- SET TASK -
Pick out and copy every line below that has the word "Contains".

- RECORDED DATA -
○ ○ ○ ○ ○ ○ ○
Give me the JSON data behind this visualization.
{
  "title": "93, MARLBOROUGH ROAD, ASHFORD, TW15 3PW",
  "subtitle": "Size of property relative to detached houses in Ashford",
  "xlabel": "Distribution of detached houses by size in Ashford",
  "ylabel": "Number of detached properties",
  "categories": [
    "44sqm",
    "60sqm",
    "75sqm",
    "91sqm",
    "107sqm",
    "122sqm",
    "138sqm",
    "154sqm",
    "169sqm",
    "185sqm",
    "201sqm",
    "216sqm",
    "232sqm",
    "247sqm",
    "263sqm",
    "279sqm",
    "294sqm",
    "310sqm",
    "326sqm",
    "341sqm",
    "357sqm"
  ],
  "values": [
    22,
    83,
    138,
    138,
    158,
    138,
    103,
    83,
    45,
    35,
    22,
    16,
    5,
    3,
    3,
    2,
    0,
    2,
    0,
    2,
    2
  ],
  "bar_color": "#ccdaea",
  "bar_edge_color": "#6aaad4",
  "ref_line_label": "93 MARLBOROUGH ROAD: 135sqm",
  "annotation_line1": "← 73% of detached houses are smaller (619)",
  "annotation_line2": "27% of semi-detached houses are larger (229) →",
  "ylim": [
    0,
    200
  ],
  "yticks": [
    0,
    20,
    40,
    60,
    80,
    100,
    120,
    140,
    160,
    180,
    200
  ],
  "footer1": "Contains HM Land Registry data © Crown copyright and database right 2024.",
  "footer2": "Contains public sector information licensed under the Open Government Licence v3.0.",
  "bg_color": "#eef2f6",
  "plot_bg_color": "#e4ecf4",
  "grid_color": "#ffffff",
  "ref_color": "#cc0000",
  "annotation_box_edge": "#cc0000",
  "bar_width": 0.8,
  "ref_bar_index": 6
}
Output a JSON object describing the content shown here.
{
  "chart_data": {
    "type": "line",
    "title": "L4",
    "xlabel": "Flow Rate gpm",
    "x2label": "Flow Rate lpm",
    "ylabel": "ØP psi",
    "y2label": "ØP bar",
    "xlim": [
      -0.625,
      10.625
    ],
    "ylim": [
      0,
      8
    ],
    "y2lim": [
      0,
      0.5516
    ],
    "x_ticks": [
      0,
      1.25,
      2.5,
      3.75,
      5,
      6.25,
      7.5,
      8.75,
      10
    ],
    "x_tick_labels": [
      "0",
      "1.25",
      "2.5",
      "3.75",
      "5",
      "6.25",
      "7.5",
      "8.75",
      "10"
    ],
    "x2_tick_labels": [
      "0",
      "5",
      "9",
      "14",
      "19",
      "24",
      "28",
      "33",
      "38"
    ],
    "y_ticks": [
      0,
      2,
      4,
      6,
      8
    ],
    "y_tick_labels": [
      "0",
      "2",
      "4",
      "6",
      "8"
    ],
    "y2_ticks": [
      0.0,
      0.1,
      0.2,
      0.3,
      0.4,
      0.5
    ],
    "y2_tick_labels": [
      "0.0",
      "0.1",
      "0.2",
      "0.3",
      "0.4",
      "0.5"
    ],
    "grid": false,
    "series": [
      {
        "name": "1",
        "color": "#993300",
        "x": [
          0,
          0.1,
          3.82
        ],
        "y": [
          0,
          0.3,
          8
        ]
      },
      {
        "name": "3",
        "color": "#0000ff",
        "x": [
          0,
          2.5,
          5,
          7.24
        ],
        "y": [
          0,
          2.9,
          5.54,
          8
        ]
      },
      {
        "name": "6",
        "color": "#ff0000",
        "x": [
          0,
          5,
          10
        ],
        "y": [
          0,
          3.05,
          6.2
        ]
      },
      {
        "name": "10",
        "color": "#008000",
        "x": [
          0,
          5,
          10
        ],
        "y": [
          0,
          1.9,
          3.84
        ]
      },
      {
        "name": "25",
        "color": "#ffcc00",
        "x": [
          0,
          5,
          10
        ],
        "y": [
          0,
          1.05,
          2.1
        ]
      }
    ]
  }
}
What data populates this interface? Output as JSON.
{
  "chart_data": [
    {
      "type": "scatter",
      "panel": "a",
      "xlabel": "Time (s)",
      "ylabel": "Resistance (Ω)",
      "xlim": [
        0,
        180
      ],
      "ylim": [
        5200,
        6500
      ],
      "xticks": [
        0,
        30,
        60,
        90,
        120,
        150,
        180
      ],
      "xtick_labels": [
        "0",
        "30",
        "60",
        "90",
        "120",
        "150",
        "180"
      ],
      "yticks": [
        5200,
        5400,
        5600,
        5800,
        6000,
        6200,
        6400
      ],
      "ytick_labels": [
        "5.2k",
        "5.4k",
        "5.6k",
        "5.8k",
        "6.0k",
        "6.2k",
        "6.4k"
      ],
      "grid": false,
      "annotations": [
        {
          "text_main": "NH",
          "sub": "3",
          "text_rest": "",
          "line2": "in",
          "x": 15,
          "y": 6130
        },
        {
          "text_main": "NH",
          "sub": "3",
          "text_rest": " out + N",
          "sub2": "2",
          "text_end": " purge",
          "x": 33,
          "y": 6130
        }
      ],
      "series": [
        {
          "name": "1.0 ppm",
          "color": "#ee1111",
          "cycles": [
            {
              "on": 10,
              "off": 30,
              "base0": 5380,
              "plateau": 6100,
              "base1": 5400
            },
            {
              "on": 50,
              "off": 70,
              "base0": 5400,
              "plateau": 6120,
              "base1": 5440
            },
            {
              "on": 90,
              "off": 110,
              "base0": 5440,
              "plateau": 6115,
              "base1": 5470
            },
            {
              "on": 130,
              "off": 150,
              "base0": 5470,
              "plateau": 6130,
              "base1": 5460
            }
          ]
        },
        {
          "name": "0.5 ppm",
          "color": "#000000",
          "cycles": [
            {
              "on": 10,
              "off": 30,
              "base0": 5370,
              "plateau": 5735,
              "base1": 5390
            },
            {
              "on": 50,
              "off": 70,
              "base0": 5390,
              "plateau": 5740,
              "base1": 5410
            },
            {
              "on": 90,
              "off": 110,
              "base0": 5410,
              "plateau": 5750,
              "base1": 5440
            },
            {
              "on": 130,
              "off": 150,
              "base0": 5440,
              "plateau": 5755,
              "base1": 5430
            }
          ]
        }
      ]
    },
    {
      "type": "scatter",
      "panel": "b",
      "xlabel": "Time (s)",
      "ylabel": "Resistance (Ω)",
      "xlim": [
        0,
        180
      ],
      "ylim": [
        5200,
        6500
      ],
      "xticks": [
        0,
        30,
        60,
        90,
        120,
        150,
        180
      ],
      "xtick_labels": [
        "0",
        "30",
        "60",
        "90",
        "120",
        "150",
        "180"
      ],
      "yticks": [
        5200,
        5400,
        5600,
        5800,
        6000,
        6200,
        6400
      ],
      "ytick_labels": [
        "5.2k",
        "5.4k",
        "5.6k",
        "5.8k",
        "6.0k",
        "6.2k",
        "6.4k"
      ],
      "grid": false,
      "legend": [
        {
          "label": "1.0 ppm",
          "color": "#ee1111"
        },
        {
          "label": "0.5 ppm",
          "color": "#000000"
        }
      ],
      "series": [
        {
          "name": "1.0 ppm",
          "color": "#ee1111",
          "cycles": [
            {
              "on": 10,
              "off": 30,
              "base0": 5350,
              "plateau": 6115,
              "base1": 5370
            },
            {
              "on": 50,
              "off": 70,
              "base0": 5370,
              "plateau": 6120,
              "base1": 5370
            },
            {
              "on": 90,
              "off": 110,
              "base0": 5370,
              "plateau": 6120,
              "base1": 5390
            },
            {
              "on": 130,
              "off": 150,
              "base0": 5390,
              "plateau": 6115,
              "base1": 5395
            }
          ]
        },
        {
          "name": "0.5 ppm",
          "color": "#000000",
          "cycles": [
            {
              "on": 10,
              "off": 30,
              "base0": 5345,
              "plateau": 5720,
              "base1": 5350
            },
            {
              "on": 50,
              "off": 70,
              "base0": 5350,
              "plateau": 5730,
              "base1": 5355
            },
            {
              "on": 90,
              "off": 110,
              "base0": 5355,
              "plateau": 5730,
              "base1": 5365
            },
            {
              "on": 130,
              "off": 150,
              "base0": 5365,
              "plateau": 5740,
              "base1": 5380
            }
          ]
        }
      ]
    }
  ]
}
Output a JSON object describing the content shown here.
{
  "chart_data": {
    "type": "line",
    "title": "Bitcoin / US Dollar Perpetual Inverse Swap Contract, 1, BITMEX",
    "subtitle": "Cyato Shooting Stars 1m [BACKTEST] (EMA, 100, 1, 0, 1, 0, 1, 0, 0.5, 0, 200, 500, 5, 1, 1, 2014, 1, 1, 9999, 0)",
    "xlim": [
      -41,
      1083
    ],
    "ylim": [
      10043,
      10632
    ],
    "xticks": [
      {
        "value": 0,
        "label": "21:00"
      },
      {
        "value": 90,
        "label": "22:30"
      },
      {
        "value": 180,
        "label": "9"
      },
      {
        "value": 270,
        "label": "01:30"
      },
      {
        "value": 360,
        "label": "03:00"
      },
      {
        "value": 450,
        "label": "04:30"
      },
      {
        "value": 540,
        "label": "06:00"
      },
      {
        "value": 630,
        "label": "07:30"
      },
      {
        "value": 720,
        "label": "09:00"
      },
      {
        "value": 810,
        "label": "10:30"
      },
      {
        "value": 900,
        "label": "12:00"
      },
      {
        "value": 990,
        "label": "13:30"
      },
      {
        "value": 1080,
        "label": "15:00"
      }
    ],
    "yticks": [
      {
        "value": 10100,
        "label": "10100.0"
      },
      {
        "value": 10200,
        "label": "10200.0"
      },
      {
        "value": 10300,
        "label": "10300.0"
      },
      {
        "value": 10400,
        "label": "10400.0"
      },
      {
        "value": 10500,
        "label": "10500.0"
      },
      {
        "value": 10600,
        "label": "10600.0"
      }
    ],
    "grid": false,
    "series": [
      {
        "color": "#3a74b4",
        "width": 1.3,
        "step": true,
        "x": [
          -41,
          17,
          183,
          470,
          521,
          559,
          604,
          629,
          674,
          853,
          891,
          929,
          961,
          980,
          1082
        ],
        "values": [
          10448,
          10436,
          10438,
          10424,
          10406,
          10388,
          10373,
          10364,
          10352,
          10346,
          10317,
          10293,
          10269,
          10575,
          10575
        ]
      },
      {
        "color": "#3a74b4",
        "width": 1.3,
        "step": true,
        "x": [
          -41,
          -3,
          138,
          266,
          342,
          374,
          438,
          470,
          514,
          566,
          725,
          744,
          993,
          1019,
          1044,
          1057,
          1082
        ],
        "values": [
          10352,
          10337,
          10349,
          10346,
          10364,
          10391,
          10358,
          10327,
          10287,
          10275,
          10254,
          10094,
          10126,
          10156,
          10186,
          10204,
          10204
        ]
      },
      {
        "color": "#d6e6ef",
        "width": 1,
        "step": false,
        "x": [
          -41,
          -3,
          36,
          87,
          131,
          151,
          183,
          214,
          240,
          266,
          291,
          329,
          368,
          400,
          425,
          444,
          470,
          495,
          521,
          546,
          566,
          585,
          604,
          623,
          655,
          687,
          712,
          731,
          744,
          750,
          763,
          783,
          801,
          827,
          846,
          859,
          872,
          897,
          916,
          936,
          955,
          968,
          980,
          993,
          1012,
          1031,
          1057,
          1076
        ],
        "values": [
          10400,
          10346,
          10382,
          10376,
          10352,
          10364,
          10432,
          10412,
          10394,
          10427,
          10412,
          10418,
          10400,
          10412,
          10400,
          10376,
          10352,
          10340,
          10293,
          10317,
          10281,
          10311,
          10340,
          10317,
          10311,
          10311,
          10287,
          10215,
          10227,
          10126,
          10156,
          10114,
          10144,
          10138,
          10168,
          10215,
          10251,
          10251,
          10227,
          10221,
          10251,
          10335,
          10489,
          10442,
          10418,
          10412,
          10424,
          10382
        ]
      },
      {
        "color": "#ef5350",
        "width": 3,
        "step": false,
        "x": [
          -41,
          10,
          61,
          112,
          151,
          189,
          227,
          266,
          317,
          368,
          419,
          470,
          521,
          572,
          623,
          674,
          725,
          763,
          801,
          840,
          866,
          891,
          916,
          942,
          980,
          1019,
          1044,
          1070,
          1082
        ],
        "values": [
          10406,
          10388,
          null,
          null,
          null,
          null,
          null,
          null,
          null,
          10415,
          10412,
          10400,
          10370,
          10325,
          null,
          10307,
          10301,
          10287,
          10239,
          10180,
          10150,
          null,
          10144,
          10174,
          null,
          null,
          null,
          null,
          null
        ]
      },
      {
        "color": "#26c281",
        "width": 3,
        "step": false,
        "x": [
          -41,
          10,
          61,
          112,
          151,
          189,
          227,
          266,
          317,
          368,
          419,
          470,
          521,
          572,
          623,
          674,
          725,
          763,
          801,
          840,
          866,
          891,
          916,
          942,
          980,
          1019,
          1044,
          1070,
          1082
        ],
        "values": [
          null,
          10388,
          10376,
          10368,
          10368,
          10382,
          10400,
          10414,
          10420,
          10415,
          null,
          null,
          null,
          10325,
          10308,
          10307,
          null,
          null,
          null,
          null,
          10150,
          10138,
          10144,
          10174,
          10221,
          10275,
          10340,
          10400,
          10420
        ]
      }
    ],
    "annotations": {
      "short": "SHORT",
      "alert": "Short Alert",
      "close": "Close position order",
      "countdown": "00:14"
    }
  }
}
○ ○ ○ ○ ○ ○ ○
- TASK RESULT -
  "footer1": "Contains HM Land Registry data © Crown copyright and database right 2024.",
  "footer2": "Contains public sector information licensed under the Open Government Licence v3.0.",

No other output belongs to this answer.